# Source records:
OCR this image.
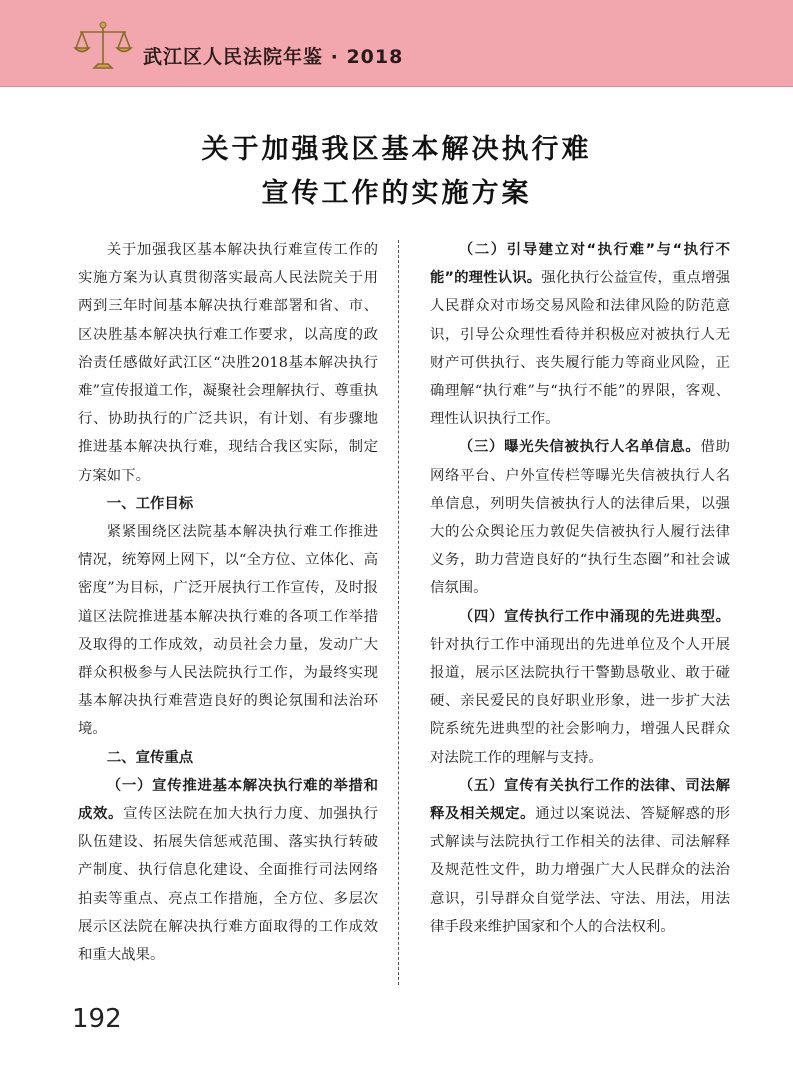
武江区人民法院年鉴 · 2018
关于加强我区基本解决执行难
宣传工作的实施方案

关于加强我区基本解决执行难宣传工作的实施方案为认真贯彻落实最高人民法院关于用两到三年时间基本解决执行难部署和省、市、区决胜基本解决执行难工作要求，以高度的政治责任感做好武江区“决胜2018基本解决执行难”宣传报道工作，凝聚社会理解执行、尊重执行、协助执行的广泛共识，有计划、有步骤地推进基本解决执行难，现结合我区实际，制定方案如下。

一、工作目标

紧紧围绕区法院基本解决执行难工作推进情况，统筹网上网下，以“全方位、立体化、高密度”为目标，广泛开展执行工作宣传，及时报道区法院推进基本解决执行难的各项工作举措及取得的工作成效，动员社会力量，发动广大群众积极参与人民法院执行工作，为最终实现基本解决执行难营造良好的舆论氛围和法治环境。

二、宣传重点

（一）宣传推进基本解决执行难的举措和成效。宣传区法院在加大执行力度、加强执行队伍建设、拓展失信惩戒范围、落实执行转破产制度、执行信息化建设、全面推行司法网络拍卖等重点、亮点工作措施，全方位、多层次展示区法院在解决执行难方面取得的工作成效和重大战果。

（二）引导建立对“执行难”与“执行不能”的理性认识。强化执行公益宣传，重点增强人民群众对市场交易风险和法律风险的防范意识，引导公众理性看待并积极应对被执行人无财产可供执行、丧失履行能力等商业风险，正确理解“执行难”与“执行不能”的界限，客观、理性认识执行工作。

（三）曝光失信被执行人名单信息。借助网络平台、户外宣传栏等曝光失信被执行人名单信息，列明失信被执行人的法律后果，以强大的公众舆论压力敦促失信被执行人履行法律义务，助力营造良好的“执行生态圈”和社会诚信氛围。

（四）宣传执行工作中涌现的先进典型。针对执行工作中涌现出的先进单位及个人开展报道，展示区法院执行干警勤恳敬业、敢于碰硬、亲民爱民的良好职业形象，进一步扩大法院系统先进典型的社会影响力，增强人民群众对法院工作的理解与支持。

（五）宣传有关执行工作的法律、司法解释及相关规定。通过以案说法、答疑解惑的形式解读与法院执行工作相关的法律、司法解释及规范性文件，助力增强广大人民群众的法治意识，引导群众自觉学法、守法、用法，用法律手段来维护国家和个人的合法权利。

192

# The request:
Quote the data above in full and without alteration; skip the pictures.

# Full answer:
OCR this image.
武江区人民法院年鉴 · 2018
关于加强我区基本解决执行难
宣传工作的实施方案

关于加强我区基本解决执行难宣传工作的实施方案为认真贯彻落实最高人民法院关于用两到三年时间基本解决执行难部署和省、市、区决胜基本解决执行难工作要求，以高度的政治责任感做好武江区“决胜2018基本解决执行难”宣传报道工作，凝聚社会理解执行、尊重执行、协助执行的广泛共识，有计划、有步骤地推进基本解决执行难，现结合我区实际，制定方案如下。

一、工作目标

紧紧围绕区法院基本解决执行难工作推进情况，统筹网上网下，以“全方位、立体化、高密度”为目标，广泛开展执行工作宣传，及时报道区法院推进基本解决执行难的各项工作举措及取得的工作成效，动员社会力量，发动广大群众积极参与人民法院执行工作，为最终实现基本解决执行难营造良好的舆论氛围和法治环境。

二、宣传重点

（一）宣传推进基本解决执行难的举措和成效。宣传区法院在加大执行力度、加强执行队伍建设、拓展失信惩戒范围、落实执行转破产制度、执行信息化建设、全面推行司法网络拍卖等重点、亮点工作措施，全方位、多层次展示区法院在解决执行难方面取得的工作成效和重大战果。

（二）引导建立对“执行难”与“执行不能”的理性认识。强化执行公益宣传，重点增强人民群众对市场交易风险和法律风险的防范意识，引导公众理性看待并积极应对被执行人无财产可供执行、丧失履行能力等商业风险，正确理解“执行难”与“执行不能”的界限，客观、理性认识执行工作。

（三）曝光失信被执行人名单信息。借助网络平台、户外宣传栏等曝光失信被执行人名单信息，列明失信被执行人的法律后果，以强大的公众舆论压力敦促失信被执行人履行法律义务，助力营造良好的“执行生态圈”和社会诚信氛围。

（四）宣传执行工作中涌现的先进典型。针对执行工作中涌现出的先进单位及个人开展报道，展示区法院执行干警勤恳敬业、敢于碰硬、亲民爱民的良好职业形象，进一步扩大法院系统先进典型的社会影响力，增强人民群众对法院工作的理解与支持。

（五）宣传有关执行工作的法律、司法解释及相关规定。通过以案说法、答疑解惑的形式解读与法院执行工作相关的法律、司法解释及规范性文件，助力增强广大人民群众的法治意识，引导群众自觉学法、守法、用法，用法律手段来维护国家和个人的合法权利。

192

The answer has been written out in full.